### Do this
Each entry below is to be extracted exactly.
* Start Dataset extract *
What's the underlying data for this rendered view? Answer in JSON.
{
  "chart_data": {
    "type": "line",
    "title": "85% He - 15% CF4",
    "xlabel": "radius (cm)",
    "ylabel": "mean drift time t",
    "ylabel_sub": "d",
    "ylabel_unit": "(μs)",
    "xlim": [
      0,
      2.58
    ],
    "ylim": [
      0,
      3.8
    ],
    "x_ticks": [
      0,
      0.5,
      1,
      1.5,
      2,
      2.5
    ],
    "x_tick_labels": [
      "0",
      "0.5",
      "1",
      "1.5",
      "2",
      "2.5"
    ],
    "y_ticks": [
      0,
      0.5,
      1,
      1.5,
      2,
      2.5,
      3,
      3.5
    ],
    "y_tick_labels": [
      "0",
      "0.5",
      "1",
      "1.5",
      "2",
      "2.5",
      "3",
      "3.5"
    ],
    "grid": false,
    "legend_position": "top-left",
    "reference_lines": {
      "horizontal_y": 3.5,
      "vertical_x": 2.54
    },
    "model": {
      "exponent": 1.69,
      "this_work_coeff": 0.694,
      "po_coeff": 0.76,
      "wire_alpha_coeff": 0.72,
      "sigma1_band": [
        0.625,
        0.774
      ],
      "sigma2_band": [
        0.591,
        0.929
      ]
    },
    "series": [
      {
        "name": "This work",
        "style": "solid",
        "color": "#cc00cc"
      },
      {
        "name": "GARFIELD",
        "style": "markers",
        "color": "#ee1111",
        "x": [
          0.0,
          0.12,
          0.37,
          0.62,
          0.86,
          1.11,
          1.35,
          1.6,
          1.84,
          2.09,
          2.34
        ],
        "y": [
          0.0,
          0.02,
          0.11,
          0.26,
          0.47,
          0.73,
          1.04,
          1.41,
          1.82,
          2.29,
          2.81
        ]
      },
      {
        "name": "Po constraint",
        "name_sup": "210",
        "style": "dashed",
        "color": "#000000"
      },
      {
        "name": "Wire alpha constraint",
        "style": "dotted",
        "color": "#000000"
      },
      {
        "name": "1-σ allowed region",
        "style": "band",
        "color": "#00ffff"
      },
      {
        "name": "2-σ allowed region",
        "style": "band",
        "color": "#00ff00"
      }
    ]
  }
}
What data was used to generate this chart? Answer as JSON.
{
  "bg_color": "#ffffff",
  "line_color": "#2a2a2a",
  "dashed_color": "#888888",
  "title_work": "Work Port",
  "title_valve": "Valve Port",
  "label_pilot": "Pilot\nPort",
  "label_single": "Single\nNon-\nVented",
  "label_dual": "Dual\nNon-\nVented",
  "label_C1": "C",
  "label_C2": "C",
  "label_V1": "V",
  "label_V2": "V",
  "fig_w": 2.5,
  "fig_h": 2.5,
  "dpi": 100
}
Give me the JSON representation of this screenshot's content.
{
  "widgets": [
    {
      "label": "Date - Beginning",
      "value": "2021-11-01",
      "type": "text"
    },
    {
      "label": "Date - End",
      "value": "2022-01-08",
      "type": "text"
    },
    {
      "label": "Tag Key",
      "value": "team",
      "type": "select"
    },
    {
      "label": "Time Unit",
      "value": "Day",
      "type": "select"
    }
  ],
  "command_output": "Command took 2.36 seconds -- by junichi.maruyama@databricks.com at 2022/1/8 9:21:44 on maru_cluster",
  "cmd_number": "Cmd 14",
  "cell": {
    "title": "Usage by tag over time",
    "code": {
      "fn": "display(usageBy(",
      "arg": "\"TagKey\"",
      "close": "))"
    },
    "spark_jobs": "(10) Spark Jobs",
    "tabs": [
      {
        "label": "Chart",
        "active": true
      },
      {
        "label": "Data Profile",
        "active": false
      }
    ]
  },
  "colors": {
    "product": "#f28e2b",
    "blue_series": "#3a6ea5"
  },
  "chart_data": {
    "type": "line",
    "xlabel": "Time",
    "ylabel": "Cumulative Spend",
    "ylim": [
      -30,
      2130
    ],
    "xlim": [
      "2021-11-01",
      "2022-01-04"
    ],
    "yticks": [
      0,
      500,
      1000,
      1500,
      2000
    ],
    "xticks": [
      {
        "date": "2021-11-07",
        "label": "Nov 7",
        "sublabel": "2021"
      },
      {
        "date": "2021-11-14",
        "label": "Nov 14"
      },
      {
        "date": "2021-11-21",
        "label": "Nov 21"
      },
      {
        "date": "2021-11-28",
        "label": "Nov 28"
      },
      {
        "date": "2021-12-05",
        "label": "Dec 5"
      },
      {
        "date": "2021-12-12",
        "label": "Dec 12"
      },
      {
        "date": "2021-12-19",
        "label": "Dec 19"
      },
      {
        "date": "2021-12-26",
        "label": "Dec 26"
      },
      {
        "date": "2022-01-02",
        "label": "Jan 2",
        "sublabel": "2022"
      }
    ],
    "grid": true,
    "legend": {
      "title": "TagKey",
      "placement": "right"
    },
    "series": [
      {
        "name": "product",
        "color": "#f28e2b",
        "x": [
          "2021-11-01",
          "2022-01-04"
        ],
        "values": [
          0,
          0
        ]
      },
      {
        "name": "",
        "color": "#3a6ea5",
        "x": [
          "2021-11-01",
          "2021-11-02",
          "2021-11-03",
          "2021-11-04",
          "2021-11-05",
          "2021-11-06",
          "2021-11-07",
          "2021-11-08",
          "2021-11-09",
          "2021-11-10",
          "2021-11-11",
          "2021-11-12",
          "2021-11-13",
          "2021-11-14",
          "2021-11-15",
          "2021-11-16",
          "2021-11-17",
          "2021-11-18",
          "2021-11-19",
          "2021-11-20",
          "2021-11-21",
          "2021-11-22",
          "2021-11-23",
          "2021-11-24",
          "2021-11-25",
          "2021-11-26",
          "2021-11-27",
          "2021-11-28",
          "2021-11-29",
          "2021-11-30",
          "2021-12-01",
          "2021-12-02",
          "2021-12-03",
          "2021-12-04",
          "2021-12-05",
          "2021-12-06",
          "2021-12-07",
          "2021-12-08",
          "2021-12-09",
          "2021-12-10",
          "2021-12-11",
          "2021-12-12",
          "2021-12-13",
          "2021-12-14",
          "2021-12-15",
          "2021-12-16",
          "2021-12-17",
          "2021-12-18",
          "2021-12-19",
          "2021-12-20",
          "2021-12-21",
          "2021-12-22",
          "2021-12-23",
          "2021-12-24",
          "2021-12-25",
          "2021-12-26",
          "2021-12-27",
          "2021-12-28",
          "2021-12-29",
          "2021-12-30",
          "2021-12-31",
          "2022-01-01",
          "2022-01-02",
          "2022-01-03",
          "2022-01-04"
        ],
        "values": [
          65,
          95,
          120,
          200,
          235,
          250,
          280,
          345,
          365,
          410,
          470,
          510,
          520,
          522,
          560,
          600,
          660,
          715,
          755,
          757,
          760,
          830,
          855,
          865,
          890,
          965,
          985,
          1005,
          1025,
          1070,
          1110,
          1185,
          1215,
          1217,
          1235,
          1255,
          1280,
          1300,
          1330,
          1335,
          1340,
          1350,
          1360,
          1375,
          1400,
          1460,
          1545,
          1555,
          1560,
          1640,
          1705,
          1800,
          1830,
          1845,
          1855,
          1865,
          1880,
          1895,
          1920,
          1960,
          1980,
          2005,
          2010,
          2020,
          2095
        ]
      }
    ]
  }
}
* End Dataset extract *
### Complete answer
What's the underlying data for this rendered view? Answer in JSON.
{
  "chart_data": {
    "type": "line",
    "title": "85% He - 15% CF4",
    "xlabel": "radius (cm)",
    "ylabel": "mean drift time t",
    "ylabel_sub": "d",
    "ylabel_unit": "(μs)",
    "xlim": [
      0,
      2.58
    ],
    "ylim": [
      0,
      3.8
    ],
    "x_ticks": [
      0,
      0.5,
      1,
      1.5,
      2,
      2.5
    ],
    "x_tick_labels": [
      "0",
      "0.5",
      "1",
      "1.5",
      "2",
      "2.5"
    ],
    "y_ticks": [
      0,
      0.5,
      1,
      1.5,
      2,
      2.5,
      3,
      3.5
    ],
    "y_tick_labels": [
      "0",
      "0.5",
      "1",
      "1.5",
      "2",
      "2.5",
      "3",
      "3.5"
    ],
    "grid": false,
    "legend_position": "top-left",
    "reference_lines": {
      "horizontal_y": 3.5,
      "vertical_x": 2.54
    },
    "model": {
      "exponent": 1.69,
      "this_work_coeff": 0.694,
      "po_coeff": 0.76,
      "wire_alpha_coeff": 0.72,
      "sigma1_band": [
        0.625,
        0.774
      ],
      "sigma2_band": [
        0.591,
        0.929
      ]
    },
    "series": [
      {
        "name": "This work",
        "style": "solid",
        "color": "#cc00cc"
      },
      {
        "name": "GARFIELD",
        "style": "markers",
        "color": "#ee1111",
        "x": [
          0.0,
          0.12,
          0.37,
          0.62,
          0.86,
          1.11,
          1.35,
          1.6,
          1.84,
          2.09,
          2.34
        ],
        "y": [
          0.0,
          0.02,
          0.11,
          0.26,
          0.47,
          0.73,
          1.04,
          1.41,
          1.82,
          2.29,
          2.81
        ]
      },
      {
        "name": "Po constraint",
        "name_sup": "210",
        "style": "dashed",
        "color": "#000000"
      },
      {
        "name": "Wire alpha constraint",
        "style": "dotted",
        "color": "#000000"
      },
      {
        "name": "1-σ allowed region",
        "style": "band",
        "color": "#00ffff"
      },
      {
        "name": "2-σ allowed region",
        "style": "band",
        "color": "#00ff00"
      }
    ]
  }
}
What data was used to generate this chart? Answer as JSON.
{
  "bg_color": "#ffffff",
  "line_color": "#2a2a2a",
  "dashed_color": "#888888",
  "title_work": "Work Port",
  "title_valve": "Valve Port",
  "label_pilot": "Pilot\nPort",
  "label_single": "Single\nNon-\nVented",
  "label_dual": "Dual\nNon-\nVented",
  "label_C1": "C",
  "label_C2": "C",
  "label_V1": "V",
  "label_V2": "V",
  "fig_w": 2.5,
  "fig_h": 2.5,
  "dpi": 100
}
Give me the JSON representation of this screenshot's content.
{
  "widgets": [
    {
      "label": "Date - Beginning",
      "value": "2021-11-01",
      "type": "text"
    },
    {
      "label": "Date - End",
      "value": "2022-01-08",
      "type": "text"
    },
    {
      "label": "Tag Key",
      "value": "team",
      "type": "select"
    },
    {
      "label": "Time Unit",
      "value": "Day",
      "type": "select"
    }
  ],
  "command_output": "Command took 2.36 seconds -- by junichi.maruyama@databricks.com at 2022/1/8 9:21:44 on maru_cluster",
  "cmd_number": "Cmd 14",
  "cell": {
    "title": "Usage by tag over time",
    "code": {
      "fn": "display(usageBy(",
      "arg": "\"TagKey\"",
      "close": "))"
    },
    "spark_jobs": "(10) Spark Jobs",
    "tabs": [
      {
        "label": "Chart",
        "active": true
      },
      {
        "label": "Data Profile",
        "active": false
      }
    ]
  },
  "colors": {
    "product": "#f28e2b",
    "blue_series": "#3a6ea5"
  },
  "chart_data": {
    "type": "line",
    "xlabel": "Time",
    "ylabel": "Cumulative Spend",
    "ylim": [
      -30,
      2130
    ],
    "xlim": [
      "2021-11-01",
      "2022-01-04"
    ],
    "yticks": [
      0,
      500,
      1000,
      1500,
      2000
    ],
    "xticks": [
      {
        "date": "2021-11-07",
        "label": "Nov 7",
        "sublabel": "2021"
      },
      {
        "date": "2021-11-14",
        "label": "Nov 14"
      },
      {
        "date": "2021-11-21",
        "label": "Nov 21"
      },
      {
        "date": "2021-11-28",
        "label": "Nov 28"
      },
      {
        "date": "2021-12-05",
        "label": "Dec 5"
      },
      {
        "date": "2021-12-12",
        "label": "Dec 12"
      },
      {
        "date": "2021-12-19",
        "label": "Dec 19"
      },
      {
        "date": "2021-12-26",
        "label": "Dec 26"
      },
      {
        "date": "2022-01-02",
        "label": "Jan 2",
        "sublabel": "2022"
      }
    ],
    "grid": true,
    "legend": {
      "title": "TagKey",
      "placement": "right"
    },
    "series": [
      {
        "name": "product",
        "color": "#f28e2b",
        "x": [
          "2021-11-01",
          "2022-01-04"
        ],
        "values": [
          0,
          0
        ]
      },
      {
        "name": "",
        "color": "#3a6ea5",
        "x": [
          "2021-11-01",
          "2021-11-02",
          "2021-11-03",
          "2021-11-04",
          "2021-11-05",
          "2021-11-06",
          "2021-11-07",
          "2021-11-08",
          "2021-11-09",
          "2021-11-10",
          "2021-11-11",
          "2021-11-12",
          "2021-11-13",
          "2021-11-14",
          "2021-11-15",
          "2021-11-16",
          "2021-11-17",
          "2021-11-18",
          "2021-11-19",
          "2021-11-20",
          "2021-11-21",
          "2021-11-22",
          "2021-11-23",
          "2021-11-24",
          "2021-11-25",
          "2021-11-26",
          "2021-11-27",
          "2021-11-28",
          "2021-11-29",
          "2021-11-30",
          "2021-12-01",
          "2021-12-02",
          "2021-12-03",
          "2021-12-04",
          "2021-12-05",
          "2021-12-06",
          "2021-12-07",
          "2021-12-08",
          "2021-12-09",
          "2021-12-10",
          "2021-12-11",
          "2021-12-12",
          "2021-12-13",
          "2021-12-14",
          "2021-12-15",
          "2021-12-16",
          "2021-12-17",
          "2021-12-18",
          "2021-12-19",
          "2021-12-20",
          "2021-12-21",
          "2021-12-22",
          "2021-12-23",
          "2021-12-24",
          "2021-12-25",
          "2021-12-26",
          "2021-12-27",
          "2021-12-28",
          "2021-12-29",
          "2021-12-30",
          "2021-12-31",
          "2022-01-01",
          "2022-01-02",
          "2022-01-03",
          "2022-01-04"
        ],
        "values": [
          65,
          95,
          120,
          200,
          235,
          250,
          280,
          345,
          365,
          410,
          470,
          510,
          520,
          522,
          560,
          600,
          660,
          715,
          755,
          757,
          760,
          830,
          855,
          865,
          890,
          965,
          985,
          1005,
          1025,
          1070,
          1110,
          1185,
          1215,
          1217,
          1235,
          1255,
          1280,
          1300,
          1330,
          1335,
          1340,
          1350,
          1360,
          1375,
          1400,
          1460,
          1545,
          1555,
          1560,
          1640,
          1705,
          1800,
          1830,
          1845,
          1855,
          1865,
          1880,
          1895,
          1920,
          1960,
          1980,
          2005,
          2010,
          2020,
          2095
        ]
      }
    ]
  }
}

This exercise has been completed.